#### [Entries]
——

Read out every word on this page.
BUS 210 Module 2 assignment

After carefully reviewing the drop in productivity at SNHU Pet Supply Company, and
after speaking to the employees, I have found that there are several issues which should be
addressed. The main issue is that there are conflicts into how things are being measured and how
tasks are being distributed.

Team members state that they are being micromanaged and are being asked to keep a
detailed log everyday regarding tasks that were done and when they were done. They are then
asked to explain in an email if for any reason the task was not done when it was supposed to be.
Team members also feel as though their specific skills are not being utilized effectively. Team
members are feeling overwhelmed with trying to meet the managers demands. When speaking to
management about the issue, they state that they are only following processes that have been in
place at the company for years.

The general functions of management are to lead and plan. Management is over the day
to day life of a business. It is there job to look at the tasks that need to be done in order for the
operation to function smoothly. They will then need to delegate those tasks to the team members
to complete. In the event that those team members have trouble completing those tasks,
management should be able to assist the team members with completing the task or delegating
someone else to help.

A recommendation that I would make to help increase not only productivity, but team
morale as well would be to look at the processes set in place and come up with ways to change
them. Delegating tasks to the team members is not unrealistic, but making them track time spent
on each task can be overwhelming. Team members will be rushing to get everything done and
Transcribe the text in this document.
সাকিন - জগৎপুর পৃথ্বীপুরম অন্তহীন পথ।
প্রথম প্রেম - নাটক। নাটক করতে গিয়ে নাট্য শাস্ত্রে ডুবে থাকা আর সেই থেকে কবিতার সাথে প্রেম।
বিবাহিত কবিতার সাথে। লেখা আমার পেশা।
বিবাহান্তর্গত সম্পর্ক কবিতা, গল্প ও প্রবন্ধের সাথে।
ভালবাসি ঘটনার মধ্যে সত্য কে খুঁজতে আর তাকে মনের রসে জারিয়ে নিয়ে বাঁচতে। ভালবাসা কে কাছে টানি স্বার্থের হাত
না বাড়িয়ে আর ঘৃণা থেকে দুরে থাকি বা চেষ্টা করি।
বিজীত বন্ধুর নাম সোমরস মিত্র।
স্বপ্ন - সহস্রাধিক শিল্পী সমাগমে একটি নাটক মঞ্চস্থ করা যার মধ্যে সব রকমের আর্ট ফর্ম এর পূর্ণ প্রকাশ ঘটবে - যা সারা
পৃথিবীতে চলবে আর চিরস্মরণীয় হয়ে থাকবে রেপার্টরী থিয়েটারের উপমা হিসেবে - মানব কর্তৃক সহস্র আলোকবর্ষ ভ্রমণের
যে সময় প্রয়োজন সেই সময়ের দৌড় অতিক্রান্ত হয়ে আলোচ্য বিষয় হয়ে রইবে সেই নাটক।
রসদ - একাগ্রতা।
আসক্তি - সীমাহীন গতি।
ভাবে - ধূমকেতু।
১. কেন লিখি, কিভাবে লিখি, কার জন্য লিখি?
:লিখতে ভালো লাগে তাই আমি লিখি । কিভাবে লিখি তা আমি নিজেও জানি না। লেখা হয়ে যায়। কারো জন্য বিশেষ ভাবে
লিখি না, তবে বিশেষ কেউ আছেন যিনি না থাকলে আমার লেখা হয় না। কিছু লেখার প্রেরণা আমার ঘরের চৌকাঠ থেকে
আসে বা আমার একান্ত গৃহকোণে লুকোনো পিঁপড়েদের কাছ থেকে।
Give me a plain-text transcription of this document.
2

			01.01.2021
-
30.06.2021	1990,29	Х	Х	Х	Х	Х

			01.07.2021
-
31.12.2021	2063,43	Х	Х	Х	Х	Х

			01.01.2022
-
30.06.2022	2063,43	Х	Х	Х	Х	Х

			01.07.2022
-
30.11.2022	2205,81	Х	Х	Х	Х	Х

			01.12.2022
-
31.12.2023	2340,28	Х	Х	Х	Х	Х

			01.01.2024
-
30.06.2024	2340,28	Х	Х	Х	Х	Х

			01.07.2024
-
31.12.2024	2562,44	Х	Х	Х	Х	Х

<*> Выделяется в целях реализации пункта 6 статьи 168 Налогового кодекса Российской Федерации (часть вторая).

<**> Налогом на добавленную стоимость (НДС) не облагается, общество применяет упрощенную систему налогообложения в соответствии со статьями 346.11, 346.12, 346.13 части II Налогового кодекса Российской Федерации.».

——

#### [The exercise]
Write out every line of the listing that holds the word "text".

#### [Output below]
Transcribe the text in this document.
Give me a plain-text transcription of this document.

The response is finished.